# Task goal:
Note each line where "this" appears, and copy it.
——
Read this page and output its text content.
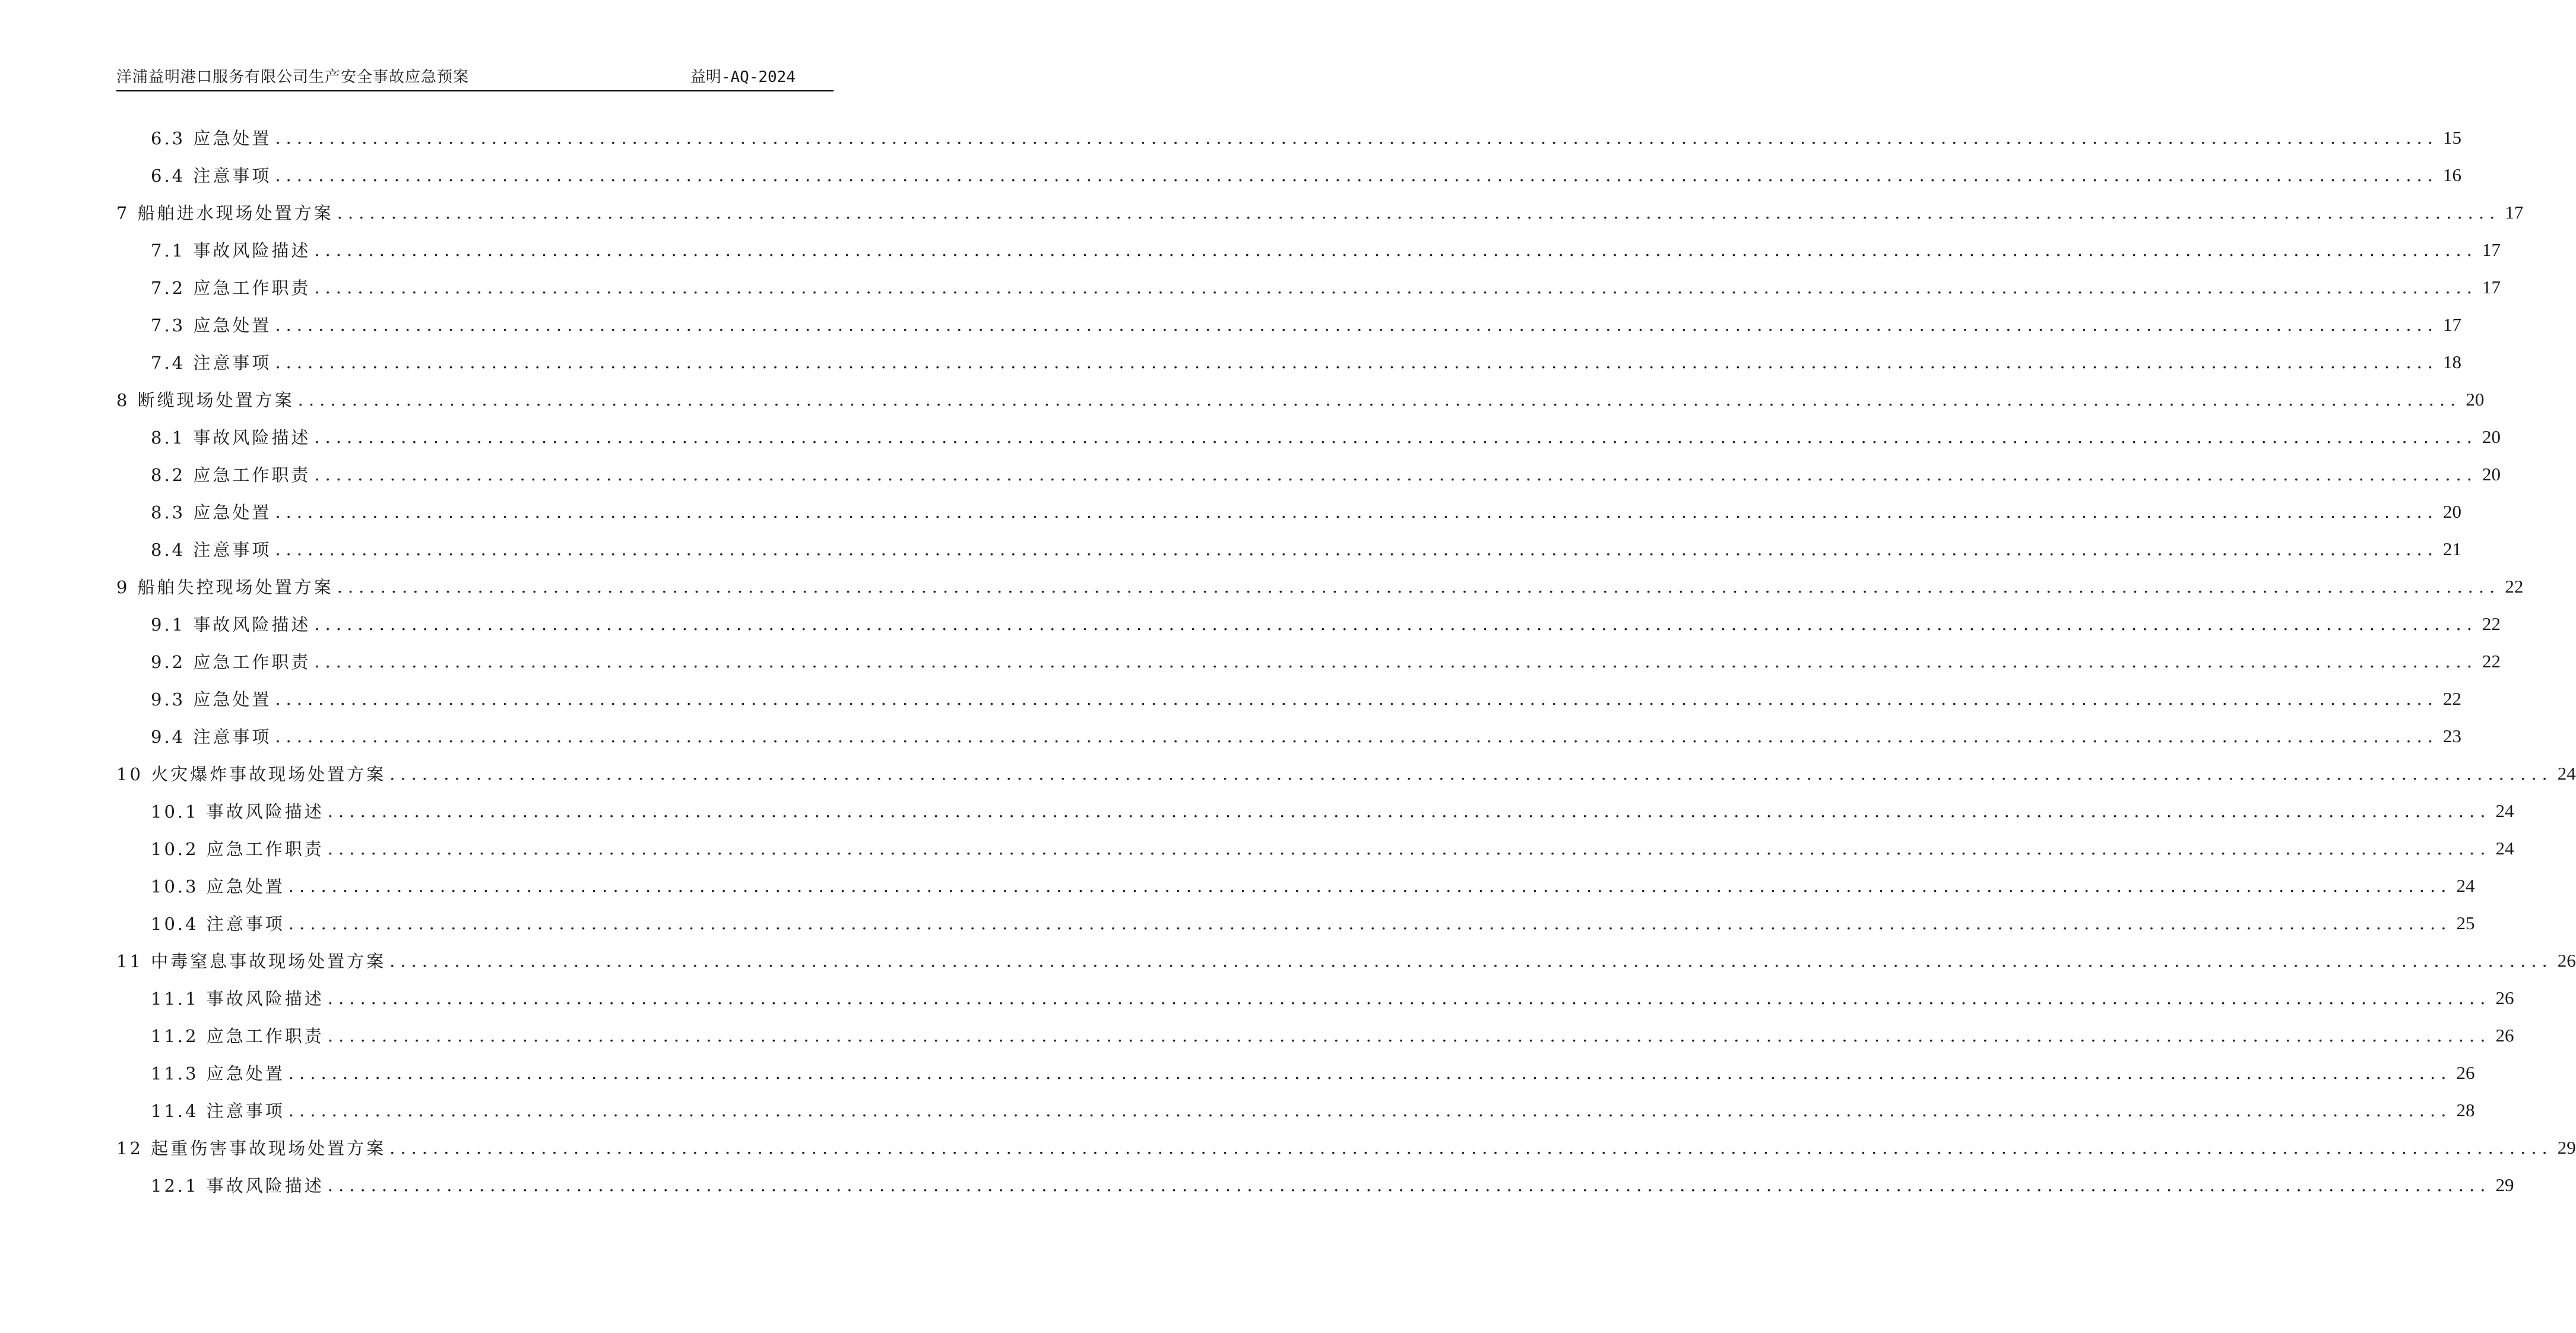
洋浦益明港口服务有限公司生产安全事故应急预案	益明-AQ-2024
6.3 应急处置 ........................................................................................................................................................................................................ 15
6.4 注意事项 ........................................................................................................................................................................................................ 16
7 船舶进水现场处置方案 ........................................................................................................................................................................................................ 17
7.1 事故风险描述 ........................................................................................................................................................................................................ 17
7.2 应急工作职责 ........................................................................................................................................................................................................ 17
7.3 应急处置 ........................................................................................................................................................................................................ 17
7.4 注意事项 ........................................................................................................................................................................................................ 18
8 断缆现场处置方案 ........................................................................................................................................................................................................ 20
8.1 事故风险描述 ........................................................................................................................................................................................................ 20
8.2 应急工作职责 ........................................................................................................................................................................................................ 20
8.3 应急处置 ........................................................................................................................................................................................................ 20
8.4 注意事项 ........................................................................................................................................................................................................ 21
9 船舶失控现场处置方案 ........................................................................................................................................................................................................ 22
9.1 事故风险描述 ........................................................................................................................................................................................................ 22
9.2 应急工作职责 ........................................................................................................................................................................................................ 22
9.3 应急处置 ........................................................................................................................................................................................................ 22
9.4 注意事项 ........................................................................................................................................................................................................ 23
10 火灾爆炸事故现场处置方案 ........................................................................................................................................................................................................ 24
10.1 事故风险描述 ........................................................................................................................................................................................................ 24
10.2 应急工作职责 ........................................................................................................................................................................................................ 24
10.3 应急处置 ........................................................................................................................................................................................................ 24
10.4 注意事项 ........................................................................................................................................................................................................ 25
11 中毒窒息事故现场处置方案 ........................................................................................................................................................................................................ 26
11.1 事故风险描述 ........................................................................................................................................................................................................ 26
11.2 应急工作职责 ........................................................................................................................................................................................................ 26
11.3 应急处置 ........................................................................................................................................................................................................ 26
11.4 注意事项 ........................................................................................................................................................................................................ 28
12 起重伤害事故现场处置方案 ........................................................................................................................................................................................................ 29
12.1 事故风险描述 ........................................................................................................................................................................................................ 29
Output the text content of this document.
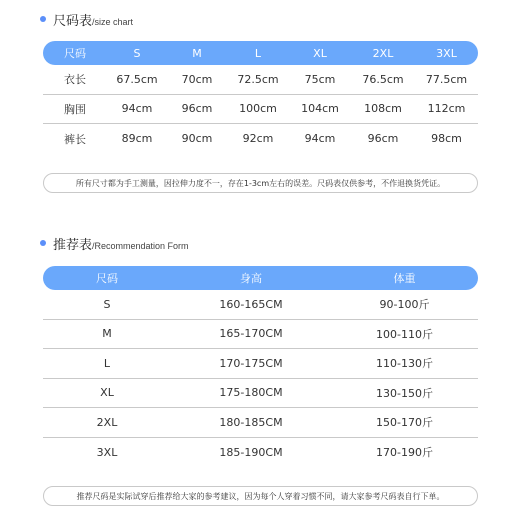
尺码表 /size chart
尺码	S	M	L	XL	2XL	3XL
衣长	67.5cm	70cm	72.5cm	75cm	76.5cm	77.5cm
胸围	94cm	96cm	100cm	104cm	108cm	112cm
裤长	89cm	90cm	92cm	94cm	96cm	98cm
所有尺寸都为手工测量，因拉伸力度不一，存在1-3cm左右的误差。尺码表仅供参考，不作退换货凭证。
推荐表 /Recommendation Form
尺码	身高	体重
S	160-165CM	90-100斤
M	165-170CM	100-110斤
L	170-175CM	110-130斤
XL	175-180CM	130-150斤
2XL	180-185CM	150-170斤
3XL	185-190CM	170-190斤
推荐尺码是实际试穿后推荐给大家的参考建议，因为每个人穿着习惯不同，请大家参考尺码表自行下单。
——
# Complete answer:
Read this page and output its text content.
Output the text content of this document.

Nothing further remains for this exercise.